• Goal
Return each line of the listing that contains the string "Ayuntamiento".

(Records from a dataset)
· · · · ·

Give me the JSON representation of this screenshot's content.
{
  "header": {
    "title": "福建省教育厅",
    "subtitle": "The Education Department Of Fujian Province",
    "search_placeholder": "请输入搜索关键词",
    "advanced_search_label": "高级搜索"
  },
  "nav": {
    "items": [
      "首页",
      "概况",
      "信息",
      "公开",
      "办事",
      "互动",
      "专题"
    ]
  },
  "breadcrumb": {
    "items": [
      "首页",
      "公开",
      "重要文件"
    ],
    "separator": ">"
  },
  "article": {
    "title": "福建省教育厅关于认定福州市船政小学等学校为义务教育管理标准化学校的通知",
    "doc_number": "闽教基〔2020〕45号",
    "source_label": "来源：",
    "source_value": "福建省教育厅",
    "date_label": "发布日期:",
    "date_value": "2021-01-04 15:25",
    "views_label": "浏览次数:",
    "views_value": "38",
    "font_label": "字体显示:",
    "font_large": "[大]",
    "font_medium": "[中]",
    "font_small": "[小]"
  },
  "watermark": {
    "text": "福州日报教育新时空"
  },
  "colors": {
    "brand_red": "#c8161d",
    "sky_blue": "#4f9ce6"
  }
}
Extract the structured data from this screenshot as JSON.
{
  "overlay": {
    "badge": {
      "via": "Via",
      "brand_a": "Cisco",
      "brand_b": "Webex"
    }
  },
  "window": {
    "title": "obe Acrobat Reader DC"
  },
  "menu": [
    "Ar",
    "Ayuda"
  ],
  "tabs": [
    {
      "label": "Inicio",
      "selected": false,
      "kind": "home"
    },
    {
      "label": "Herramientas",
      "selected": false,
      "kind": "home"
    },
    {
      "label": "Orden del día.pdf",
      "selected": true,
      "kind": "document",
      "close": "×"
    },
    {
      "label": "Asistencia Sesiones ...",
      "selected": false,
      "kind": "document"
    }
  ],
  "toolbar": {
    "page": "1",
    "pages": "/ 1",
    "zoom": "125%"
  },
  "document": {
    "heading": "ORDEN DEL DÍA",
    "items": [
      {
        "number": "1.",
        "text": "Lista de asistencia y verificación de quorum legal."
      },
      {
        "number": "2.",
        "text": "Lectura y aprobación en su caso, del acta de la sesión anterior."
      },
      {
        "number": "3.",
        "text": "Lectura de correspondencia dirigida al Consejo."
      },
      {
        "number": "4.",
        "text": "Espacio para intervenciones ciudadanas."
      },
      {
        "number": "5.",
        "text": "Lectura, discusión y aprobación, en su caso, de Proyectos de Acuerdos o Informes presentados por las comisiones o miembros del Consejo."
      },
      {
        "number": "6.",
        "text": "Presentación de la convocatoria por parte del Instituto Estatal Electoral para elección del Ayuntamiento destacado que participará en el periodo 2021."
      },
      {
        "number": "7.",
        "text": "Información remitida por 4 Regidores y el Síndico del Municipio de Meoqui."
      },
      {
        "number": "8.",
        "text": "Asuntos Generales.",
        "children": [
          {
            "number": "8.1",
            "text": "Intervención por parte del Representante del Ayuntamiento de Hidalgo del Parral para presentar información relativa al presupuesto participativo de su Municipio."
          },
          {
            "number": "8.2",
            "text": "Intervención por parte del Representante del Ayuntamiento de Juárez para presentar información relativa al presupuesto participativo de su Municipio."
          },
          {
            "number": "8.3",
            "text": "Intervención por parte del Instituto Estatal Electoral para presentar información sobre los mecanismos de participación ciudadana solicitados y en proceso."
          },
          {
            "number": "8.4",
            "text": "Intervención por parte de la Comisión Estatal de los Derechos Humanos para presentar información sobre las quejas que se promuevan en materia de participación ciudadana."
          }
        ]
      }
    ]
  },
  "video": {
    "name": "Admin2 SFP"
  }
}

· · · · ·

• Finished task
        "text": "Presentación de la convocatoria por parte del Instituto Estatal Electoral para elección del Ayuntamiento destacado que participará en el periodo 2021."
            "text": "Intervención por parte del Representante del Ayuntamiento de Hidalgo del Parral para presentar información relativa al presupuesto participativo de su Municipio."
            "text": "Intervención por parte del Representante del Ayuntamiento de Juárez para presentar información relativa al presupuesto participativo de su Municipio."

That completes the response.